**Problem requirements:**
Transcribe the listing below word for word.

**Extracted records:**
::::::

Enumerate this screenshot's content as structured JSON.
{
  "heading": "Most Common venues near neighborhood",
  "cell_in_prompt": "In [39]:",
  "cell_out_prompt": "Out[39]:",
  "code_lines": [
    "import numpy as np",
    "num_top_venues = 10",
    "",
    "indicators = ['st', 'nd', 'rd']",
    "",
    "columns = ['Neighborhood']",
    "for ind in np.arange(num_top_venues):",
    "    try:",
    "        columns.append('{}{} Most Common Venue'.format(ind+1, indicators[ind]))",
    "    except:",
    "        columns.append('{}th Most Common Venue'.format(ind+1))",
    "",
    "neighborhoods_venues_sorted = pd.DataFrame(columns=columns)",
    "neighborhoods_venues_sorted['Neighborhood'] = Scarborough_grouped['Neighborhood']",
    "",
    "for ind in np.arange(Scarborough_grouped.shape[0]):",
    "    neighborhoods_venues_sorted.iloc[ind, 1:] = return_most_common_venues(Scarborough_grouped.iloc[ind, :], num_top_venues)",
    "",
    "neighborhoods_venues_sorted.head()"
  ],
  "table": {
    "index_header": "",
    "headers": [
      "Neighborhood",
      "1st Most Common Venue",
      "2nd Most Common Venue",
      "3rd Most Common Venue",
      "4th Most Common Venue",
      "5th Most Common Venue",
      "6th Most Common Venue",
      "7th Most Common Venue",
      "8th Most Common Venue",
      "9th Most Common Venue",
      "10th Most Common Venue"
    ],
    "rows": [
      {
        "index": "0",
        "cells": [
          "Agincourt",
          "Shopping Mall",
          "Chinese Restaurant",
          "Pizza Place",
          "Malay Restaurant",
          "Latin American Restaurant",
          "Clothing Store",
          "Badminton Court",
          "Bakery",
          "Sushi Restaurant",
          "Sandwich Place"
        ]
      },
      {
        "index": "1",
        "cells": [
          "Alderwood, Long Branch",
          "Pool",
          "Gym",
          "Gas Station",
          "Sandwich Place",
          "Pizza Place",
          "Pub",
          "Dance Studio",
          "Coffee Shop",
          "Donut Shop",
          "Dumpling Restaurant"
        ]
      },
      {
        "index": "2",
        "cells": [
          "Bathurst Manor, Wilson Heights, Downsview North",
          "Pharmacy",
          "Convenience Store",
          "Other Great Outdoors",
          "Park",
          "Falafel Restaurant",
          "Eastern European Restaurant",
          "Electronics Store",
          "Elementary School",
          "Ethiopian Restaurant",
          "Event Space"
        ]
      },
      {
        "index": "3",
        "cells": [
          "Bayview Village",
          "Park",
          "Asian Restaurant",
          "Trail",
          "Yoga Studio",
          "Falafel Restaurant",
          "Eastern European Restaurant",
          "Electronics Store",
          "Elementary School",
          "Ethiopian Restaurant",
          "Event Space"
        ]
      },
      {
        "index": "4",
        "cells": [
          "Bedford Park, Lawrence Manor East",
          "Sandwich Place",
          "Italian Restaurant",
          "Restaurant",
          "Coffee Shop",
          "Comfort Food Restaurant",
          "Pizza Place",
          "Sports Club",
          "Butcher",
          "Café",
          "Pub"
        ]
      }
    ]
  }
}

::::::

**Answer to this task:**
Enumerate this screenshot's content as structured JSON.
{
  "heading": "Most Common venues near neighborhood",
  "cell_in_prompt": "In [39]:",
  "cell_out_prompt": "Out[39]:",
  "code_lines": [
    "import numpy as np",
    "num_top_venues = 10",
    "",
    "indicators = ['st', 'nd', 'rd']",
    "",
    "columns = ['Neighborhood']",
    "for ind in np.arange(num_top_venues):",
    "    try:",
    "        columns.append('{}{} Most Common Venue'.format(ind+1, indicators[ind]))",
    "    except:",
    "        columns.append('{}th Most Common Venue'.format(ind+1))",
    "",
    "neighborhoods_venues_sorted = pd.DataFrame(columns=columns)",
    "neighborhoods_venues_sorted['Neighborhood'] = Scarborough_grouped['Neighborhood']",
    "",
    "for ind in np.arange(Scarborough_grouped.shape[0]):",
    "    neighborhoods_venues_sorted.iloc[ind, 1:] = return_most_common_venues(Scarborough_grouped.iloc[ind, :], num_top_venues)",
    "",
    "neighborhoods_venues_sorted.head()"
  ],
  "table": {
    "index_header": "",
    "headers": [
      "Neighborhood",
      "1st Most Common Venue",
      "2nd Most Common Venue",
      "3rd Most Common Venue",
      "4th Most Common Venue",
      "5th Most Common Venue",
      "6th Most Common Venue",
      "7th Most Common Venue",
      "8th Most Common Venue",
      "9th Most Common Venue",
      "10th Most Common Venue"
    ],
    "rows": [
      {
        "index": "0",
        "cells": [
          "Agincourt",
          "Shopping Mall",
          "Chinese Restaurant",
          "Pizza Place",
          "Malay Restaurant",
          "Latin American Restaurant",
          "Clothing Store",
          "Badminton Court",
          "Bakery",
          "Sushi Restaurant",
          "Sandwich Place"
        ]
      },
      {
        "index": "1",
        "cells": [
          "Alderwood, Long Branch",
          "Pool",
          "Gym",
          "Gas Station",
          "Sandwich Place",
          "Pizza Place",
          "Pub",
          "Dance Studio",
          "Coffee Shop",
          "Donut Shop",
          "Dumpling Restaurant"
        ]
      },
      {
        "index": "2",
        "cells": [
          "Bathurst Manor, Wilson Heights, Downsview North",
          "Pharmacy",
          "Convenience Store",
          "Other Great Outdoors",
          "Park",
          "Falafel Restaurant",
          "Eastern European Restaurant",
          "Electronics Store",
          "Elementary School",
          "Ethiopian Restaurant",
          "Event Space"
        ]
      },
      {
        "index": "3",
        "cells": [
          "Bayview Village",
          "Park",
          "Asian Restaurant",
          "Trail",
          "Yoga Studio",
          "Falafel Restaurant",
          "Eastern European Restaurant",
          "Electronics Store",
          "Elementary School",
          "Ethiopian Restaurant",
          "Event Space"
        ]
      },
      {
        "index": "4",
        "cells": [
          "Bedford Park, Lawrence Manor East",
          "Sandwich Place",
          "Italian Restaurant",
          "Restaurant",
          "Coffee Shop",
          "Comfort Food Restaurant",
          "Pizza Place",
          "Sports Club",
          "Butcher",
          "Café",
          "Pub"
        ]
      }
    ]
  }
}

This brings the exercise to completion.